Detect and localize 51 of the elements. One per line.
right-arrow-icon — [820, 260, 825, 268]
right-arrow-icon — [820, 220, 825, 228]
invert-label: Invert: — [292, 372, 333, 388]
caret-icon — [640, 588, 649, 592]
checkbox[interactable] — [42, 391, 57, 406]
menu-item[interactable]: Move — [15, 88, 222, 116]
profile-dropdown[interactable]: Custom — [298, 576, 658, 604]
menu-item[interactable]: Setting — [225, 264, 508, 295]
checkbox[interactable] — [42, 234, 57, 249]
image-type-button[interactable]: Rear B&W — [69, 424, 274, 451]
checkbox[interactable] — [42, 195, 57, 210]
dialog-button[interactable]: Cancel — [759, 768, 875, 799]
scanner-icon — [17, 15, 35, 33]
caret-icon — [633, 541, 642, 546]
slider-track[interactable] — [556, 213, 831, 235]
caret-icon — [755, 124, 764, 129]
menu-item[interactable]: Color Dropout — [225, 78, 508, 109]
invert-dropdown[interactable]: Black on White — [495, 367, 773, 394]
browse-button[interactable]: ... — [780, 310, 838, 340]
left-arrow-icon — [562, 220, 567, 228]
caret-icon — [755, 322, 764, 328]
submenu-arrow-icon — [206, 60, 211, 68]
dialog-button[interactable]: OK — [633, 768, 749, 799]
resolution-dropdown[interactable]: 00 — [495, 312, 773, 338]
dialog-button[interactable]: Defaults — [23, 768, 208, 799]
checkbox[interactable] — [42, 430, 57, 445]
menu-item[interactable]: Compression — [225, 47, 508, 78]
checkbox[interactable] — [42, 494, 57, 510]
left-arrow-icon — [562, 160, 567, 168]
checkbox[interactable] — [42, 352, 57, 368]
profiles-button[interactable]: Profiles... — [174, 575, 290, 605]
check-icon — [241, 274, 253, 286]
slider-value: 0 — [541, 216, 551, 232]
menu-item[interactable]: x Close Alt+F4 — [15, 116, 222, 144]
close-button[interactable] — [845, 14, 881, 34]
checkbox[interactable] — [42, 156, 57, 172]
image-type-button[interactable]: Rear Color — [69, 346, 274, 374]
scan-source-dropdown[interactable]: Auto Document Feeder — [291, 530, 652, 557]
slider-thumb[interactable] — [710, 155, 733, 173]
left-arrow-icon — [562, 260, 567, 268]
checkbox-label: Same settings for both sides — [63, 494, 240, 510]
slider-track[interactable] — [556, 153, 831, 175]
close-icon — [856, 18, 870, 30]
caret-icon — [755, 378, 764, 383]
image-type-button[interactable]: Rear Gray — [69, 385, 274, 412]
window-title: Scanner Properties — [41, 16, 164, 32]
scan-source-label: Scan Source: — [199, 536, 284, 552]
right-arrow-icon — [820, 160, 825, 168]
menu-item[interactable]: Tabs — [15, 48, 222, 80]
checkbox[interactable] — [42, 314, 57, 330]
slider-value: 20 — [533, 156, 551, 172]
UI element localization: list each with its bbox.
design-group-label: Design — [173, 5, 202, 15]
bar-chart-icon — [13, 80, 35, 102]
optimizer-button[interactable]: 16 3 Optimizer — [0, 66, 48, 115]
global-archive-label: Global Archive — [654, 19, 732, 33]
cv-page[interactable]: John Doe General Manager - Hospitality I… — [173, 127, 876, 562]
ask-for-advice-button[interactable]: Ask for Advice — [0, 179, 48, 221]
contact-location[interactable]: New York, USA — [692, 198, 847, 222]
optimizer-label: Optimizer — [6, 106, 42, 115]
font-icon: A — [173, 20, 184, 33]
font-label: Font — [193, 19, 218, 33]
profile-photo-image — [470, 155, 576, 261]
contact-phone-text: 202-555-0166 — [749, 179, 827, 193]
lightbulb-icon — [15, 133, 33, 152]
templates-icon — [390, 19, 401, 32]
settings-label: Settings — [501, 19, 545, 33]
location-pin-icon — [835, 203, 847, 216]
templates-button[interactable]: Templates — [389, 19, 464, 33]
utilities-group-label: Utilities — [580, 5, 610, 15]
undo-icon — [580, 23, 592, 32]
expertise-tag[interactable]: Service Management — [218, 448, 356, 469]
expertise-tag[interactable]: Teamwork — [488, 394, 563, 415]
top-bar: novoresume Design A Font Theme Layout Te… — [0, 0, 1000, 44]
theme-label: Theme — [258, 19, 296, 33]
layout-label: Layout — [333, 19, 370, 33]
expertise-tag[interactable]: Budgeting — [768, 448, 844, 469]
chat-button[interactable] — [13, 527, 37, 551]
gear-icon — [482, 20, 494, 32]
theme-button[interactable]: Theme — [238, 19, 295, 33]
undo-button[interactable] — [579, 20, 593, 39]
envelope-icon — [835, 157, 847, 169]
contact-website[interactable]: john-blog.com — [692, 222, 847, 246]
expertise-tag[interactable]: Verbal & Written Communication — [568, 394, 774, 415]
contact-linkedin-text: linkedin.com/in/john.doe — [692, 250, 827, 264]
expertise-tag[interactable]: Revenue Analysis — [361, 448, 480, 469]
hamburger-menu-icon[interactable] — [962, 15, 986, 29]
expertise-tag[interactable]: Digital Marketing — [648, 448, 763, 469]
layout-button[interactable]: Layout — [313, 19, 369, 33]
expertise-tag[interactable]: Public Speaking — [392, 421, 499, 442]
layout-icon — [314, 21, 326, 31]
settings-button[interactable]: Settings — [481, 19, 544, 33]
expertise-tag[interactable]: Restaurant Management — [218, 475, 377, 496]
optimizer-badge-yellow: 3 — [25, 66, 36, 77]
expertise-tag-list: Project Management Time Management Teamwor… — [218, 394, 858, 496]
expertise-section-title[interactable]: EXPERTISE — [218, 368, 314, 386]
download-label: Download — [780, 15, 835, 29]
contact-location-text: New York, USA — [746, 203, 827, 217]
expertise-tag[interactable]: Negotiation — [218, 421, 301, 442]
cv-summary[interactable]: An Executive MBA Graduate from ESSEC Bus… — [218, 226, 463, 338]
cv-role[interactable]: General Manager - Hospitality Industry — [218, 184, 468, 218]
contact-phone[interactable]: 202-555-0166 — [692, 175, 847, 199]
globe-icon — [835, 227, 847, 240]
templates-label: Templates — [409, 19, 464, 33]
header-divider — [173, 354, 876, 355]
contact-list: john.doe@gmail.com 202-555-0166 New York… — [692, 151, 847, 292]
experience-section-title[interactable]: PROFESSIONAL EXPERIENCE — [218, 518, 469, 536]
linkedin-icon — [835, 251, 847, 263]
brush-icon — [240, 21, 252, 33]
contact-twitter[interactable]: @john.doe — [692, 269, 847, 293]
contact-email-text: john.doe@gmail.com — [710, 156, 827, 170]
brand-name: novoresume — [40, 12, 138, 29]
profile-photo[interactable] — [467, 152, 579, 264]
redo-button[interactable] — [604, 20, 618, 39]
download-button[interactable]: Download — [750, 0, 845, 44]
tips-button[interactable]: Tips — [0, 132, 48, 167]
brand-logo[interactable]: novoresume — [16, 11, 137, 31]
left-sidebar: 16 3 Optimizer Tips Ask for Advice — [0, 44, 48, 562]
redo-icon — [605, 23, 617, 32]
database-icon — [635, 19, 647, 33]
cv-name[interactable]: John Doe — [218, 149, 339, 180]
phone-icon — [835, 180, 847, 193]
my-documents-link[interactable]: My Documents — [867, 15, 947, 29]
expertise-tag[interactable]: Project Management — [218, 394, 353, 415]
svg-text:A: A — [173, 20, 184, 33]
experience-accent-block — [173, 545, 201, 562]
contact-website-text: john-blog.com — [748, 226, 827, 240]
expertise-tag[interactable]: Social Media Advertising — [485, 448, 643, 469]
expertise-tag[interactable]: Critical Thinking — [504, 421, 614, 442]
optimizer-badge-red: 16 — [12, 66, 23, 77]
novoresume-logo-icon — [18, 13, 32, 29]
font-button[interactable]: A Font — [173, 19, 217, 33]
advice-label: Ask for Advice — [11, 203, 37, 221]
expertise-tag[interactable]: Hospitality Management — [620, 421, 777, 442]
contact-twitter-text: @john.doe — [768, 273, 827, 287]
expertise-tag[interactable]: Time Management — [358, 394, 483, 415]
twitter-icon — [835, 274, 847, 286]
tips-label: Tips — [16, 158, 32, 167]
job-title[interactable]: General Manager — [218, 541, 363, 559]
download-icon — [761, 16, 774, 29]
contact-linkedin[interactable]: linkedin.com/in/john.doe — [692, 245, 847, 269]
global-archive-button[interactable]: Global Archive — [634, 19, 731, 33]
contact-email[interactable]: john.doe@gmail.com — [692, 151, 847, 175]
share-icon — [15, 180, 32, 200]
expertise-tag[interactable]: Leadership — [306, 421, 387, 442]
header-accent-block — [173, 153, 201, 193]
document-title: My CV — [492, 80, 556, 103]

+ + + + +

## Work to be completed
Turn everything from the start of the listing down to the line containing "menu-item[interactable]: Move —" into a Markdown table with the columns "Row" and "Line", leaving out blank lines.

## Output of the task
| Row | Line |
|---|---|
| 1 | Detect and localize 51 of the elements. One per line. |
| 2 | right-arrow-icon — [820, 260, 825, 268] |
| 3 | right-arrow-icon — [820, 220, 825, 228] |
| 4 | invert-label: Invert: — [292, 372, 333, 388] |
| 5 | caret-icon — [640, 588, 649, 592] |
| 6 | checkbox[interactable] — [42, 391, 57, 406] |
| 7 | menu-item[interactable]: Move — [15, 88, 222, 116] |